> Figure dataset records
------------------------------------------------------------

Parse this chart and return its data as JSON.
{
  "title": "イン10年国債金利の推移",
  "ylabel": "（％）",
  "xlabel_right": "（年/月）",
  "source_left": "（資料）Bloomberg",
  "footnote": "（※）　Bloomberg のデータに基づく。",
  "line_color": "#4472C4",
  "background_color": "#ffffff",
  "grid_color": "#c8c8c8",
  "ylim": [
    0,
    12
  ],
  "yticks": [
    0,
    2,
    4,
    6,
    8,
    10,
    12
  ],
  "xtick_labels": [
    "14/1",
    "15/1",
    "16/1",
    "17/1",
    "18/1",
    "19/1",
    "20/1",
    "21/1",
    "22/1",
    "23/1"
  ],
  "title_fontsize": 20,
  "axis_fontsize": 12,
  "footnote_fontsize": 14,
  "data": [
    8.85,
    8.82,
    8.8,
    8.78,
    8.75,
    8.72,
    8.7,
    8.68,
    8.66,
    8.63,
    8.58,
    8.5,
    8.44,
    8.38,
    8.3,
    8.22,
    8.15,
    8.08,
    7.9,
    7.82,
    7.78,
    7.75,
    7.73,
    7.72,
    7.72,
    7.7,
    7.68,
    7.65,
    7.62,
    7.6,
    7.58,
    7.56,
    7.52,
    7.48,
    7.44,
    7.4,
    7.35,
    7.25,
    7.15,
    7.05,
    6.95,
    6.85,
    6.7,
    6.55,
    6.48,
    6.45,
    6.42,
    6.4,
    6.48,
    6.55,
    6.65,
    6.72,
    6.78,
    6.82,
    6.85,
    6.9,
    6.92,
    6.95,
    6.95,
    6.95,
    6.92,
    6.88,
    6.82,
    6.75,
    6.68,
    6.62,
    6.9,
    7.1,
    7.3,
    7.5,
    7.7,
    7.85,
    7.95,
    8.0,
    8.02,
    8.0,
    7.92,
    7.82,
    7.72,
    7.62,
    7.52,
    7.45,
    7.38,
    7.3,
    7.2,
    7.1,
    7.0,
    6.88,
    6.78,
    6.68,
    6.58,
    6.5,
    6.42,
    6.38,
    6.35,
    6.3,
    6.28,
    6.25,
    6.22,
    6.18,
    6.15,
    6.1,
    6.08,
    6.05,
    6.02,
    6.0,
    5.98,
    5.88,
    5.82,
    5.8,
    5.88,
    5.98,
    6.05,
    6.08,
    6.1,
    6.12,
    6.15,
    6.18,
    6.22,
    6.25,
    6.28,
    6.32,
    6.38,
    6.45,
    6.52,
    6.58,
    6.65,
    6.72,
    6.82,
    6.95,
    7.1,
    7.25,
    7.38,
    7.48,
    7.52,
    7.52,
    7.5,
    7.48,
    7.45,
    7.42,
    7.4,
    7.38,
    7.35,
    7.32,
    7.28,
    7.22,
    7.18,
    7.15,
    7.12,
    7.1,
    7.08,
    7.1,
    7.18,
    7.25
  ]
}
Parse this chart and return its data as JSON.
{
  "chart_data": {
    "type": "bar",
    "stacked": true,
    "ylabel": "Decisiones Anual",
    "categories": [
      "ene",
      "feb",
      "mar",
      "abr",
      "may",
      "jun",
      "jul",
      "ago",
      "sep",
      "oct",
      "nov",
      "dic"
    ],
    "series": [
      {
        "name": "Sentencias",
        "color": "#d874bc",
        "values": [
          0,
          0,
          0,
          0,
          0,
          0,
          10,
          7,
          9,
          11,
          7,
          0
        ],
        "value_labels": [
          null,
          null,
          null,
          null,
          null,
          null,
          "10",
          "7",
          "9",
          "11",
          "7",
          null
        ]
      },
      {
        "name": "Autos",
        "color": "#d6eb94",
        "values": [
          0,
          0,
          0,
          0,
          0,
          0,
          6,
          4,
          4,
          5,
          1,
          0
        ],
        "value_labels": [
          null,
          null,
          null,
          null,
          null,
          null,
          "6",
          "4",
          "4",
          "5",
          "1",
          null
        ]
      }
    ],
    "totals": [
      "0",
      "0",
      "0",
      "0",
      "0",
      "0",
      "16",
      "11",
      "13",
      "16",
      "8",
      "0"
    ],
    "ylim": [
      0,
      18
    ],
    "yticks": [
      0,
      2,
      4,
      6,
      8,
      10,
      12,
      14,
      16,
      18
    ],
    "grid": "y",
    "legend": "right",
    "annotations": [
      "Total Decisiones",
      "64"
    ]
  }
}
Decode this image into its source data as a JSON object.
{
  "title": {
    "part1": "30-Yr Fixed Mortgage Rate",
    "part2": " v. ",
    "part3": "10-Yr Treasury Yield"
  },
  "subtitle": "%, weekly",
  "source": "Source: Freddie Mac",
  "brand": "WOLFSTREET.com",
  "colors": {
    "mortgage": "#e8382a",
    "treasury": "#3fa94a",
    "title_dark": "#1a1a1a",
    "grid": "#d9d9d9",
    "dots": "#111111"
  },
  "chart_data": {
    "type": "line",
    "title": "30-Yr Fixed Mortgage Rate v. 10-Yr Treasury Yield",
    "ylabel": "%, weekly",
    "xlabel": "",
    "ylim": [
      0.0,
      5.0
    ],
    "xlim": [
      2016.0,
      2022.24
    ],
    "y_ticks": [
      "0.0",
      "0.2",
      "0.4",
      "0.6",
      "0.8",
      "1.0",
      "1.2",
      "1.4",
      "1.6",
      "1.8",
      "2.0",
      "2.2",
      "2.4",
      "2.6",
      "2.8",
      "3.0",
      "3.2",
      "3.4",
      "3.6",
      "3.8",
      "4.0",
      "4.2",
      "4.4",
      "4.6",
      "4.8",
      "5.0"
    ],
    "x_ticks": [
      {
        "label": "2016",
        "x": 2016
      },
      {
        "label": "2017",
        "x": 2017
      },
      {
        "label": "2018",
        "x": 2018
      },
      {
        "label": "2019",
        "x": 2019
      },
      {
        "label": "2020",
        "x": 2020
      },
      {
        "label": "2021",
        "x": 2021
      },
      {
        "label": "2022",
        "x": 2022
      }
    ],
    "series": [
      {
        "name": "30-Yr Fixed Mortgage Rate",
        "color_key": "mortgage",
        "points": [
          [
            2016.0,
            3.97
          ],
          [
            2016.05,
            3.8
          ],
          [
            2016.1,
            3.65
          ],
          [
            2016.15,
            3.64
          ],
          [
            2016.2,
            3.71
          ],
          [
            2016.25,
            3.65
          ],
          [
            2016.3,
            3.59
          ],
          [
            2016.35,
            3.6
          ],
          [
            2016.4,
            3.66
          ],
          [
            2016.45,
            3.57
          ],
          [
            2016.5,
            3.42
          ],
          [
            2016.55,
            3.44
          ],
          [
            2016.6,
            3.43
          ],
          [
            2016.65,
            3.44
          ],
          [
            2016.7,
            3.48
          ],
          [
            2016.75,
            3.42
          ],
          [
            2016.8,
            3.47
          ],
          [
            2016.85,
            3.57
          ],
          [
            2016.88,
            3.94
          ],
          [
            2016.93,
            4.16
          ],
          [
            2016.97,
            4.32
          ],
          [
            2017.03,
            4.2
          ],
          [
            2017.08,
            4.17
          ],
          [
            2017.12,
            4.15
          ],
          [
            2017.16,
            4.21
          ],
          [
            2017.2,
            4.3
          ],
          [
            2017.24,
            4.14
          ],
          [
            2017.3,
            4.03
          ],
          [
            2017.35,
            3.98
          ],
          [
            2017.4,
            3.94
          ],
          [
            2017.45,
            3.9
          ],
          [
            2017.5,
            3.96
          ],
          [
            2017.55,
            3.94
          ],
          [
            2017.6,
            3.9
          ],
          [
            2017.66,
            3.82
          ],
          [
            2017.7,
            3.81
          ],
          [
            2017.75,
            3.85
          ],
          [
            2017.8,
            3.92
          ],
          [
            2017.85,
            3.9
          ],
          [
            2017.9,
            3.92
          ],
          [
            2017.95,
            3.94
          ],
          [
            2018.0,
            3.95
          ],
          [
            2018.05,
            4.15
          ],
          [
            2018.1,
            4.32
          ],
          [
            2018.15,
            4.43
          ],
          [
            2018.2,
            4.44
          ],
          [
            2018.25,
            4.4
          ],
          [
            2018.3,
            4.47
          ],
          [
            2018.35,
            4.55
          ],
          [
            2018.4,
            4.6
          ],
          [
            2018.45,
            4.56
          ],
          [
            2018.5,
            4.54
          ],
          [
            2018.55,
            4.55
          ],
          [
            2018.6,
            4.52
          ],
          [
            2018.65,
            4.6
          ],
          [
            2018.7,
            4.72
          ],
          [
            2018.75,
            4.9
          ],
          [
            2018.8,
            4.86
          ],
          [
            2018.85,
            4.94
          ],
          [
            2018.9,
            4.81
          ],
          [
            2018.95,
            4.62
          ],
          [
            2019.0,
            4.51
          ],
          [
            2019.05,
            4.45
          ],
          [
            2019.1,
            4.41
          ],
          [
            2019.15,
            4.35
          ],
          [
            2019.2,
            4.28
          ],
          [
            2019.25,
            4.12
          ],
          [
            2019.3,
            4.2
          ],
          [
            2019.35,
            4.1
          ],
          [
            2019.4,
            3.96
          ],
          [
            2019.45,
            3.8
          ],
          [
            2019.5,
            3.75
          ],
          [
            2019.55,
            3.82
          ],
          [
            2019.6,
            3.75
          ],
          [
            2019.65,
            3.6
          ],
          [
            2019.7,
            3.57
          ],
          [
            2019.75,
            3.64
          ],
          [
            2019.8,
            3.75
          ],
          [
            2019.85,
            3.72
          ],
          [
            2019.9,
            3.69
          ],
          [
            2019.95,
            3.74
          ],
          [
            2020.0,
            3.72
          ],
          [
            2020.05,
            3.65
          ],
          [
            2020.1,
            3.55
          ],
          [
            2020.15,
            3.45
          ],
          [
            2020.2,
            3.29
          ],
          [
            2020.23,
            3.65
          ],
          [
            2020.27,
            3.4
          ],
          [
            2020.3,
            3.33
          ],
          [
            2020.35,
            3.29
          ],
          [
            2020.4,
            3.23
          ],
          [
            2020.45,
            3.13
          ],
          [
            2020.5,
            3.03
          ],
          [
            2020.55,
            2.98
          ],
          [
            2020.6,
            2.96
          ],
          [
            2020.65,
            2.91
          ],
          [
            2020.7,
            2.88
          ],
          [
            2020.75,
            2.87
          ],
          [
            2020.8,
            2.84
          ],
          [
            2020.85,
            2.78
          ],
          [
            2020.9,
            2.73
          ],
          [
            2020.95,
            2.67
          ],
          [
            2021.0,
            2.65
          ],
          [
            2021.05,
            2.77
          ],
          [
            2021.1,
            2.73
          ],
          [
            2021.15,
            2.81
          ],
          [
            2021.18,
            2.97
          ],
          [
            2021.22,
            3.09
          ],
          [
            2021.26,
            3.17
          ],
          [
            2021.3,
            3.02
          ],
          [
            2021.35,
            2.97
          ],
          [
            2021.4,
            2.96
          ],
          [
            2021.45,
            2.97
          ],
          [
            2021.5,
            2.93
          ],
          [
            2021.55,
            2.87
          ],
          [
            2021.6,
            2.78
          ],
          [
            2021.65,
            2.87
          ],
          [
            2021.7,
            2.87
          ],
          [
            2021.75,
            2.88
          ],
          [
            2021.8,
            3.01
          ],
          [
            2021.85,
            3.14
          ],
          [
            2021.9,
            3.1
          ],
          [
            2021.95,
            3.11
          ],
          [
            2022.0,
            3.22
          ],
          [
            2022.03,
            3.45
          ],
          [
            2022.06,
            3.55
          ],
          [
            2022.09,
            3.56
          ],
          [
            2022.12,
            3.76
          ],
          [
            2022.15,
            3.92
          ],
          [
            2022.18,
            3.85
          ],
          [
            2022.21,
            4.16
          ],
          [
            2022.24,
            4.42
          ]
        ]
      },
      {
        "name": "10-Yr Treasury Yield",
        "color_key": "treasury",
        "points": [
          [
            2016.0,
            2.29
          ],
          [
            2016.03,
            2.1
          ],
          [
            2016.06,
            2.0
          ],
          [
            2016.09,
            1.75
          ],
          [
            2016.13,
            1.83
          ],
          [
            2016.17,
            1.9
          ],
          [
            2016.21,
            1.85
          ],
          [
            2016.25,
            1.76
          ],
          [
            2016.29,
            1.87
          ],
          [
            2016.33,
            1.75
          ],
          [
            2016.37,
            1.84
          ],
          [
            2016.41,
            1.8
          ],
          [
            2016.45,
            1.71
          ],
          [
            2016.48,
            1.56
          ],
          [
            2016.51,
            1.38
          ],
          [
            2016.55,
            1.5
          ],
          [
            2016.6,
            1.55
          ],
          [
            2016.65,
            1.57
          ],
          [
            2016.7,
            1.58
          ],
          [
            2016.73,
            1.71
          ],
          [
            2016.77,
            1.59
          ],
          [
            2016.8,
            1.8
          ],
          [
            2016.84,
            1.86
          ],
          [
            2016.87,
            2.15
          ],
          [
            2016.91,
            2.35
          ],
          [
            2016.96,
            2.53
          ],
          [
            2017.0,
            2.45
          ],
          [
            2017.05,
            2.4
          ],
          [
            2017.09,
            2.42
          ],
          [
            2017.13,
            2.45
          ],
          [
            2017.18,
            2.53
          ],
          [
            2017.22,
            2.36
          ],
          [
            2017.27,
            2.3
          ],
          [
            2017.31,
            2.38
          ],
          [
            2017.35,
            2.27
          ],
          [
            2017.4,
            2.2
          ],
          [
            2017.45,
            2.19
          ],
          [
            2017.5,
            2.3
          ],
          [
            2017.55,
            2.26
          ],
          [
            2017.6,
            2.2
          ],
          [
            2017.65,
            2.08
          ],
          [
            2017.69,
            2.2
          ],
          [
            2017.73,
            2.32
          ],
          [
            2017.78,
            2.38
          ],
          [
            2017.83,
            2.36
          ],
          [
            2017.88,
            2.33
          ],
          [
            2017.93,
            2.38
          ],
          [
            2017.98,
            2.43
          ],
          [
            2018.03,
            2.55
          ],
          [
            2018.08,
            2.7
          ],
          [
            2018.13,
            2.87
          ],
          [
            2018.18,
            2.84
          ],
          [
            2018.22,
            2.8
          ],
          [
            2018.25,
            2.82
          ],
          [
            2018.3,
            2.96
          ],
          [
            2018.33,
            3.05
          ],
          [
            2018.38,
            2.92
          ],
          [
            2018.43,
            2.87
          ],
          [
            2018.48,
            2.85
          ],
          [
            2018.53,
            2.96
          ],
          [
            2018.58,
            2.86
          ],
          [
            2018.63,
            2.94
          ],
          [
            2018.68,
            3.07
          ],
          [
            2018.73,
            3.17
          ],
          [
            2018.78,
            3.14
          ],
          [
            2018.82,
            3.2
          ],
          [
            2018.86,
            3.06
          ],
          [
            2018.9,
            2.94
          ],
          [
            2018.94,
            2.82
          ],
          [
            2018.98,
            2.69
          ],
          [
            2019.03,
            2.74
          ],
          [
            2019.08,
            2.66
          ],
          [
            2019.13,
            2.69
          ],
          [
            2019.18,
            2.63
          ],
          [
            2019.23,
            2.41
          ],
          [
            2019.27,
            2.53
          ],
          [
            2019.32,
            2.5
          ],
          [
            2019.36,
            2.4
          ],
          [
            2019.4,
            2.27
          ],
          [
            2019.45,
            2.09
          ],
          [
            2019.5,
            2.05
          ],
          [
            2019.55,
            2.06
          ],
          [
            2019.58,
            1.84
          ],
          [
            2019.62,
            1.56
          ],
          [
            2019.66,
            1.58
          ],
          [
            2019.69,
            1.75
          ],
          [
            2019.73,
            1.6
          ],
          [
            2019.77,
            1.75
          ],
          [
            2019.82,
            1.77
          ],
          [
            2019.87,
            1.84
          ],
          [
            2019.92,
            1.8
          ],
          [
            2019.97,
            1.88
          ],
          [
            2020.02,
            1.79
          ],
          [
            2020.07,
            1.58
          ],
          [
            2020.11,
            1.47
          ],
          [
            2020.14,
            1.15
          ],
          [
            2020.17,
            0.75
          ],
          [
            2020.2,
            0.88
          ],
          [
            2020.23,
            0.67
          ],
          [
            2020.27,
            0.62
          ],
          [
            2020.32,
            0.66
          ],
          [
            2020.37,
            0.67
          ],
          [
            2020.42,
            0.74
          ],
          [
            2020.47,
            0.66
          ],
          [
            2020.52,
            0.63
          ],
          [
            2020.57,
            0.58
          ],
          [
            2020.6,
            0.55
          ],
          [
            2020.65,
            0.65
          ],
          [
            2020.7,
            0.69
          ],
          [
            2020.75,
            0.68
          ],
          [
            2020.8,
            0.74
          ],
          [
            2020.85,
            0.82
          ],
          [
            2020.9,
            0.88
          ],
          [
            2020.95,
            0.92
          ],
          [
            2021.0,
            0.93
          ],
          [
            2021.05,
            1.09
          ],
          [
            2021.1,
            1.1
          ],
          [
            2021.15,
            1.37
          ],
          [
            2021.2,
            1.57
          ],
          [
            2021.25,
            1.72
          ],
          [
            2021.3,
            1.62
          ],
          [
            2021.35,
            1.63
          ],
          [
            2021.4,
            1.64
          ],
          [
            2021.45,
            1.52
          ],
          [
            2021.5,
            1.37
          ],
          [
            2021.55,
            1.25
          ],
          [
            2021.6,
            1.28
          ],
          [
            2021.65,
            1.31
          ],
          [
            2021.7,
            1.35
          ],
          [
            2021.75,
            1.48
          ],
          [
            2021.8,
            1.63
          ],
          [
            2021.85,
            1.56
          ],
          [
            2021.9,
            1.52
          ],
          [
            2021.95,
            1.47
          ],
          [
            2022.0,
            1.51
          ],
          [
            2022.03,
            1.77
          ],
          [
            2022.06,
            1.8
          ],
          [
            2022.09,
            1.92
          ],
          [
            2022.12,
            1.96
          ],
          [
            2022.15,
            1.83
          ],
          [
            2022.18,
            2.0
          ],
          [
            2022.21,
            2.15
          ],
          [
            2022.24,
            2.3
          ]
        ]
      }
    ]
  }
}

------------------------------------------------------------

> Work to complete
Copy every line in the entries above that has the string "name" in it.

> Expected output
        "name": "Sentencias",
        "name": "Autos",
        "name": "30-Yr Fixed Mortgage Rate",
        "name": "10-Yr Treasury Yield",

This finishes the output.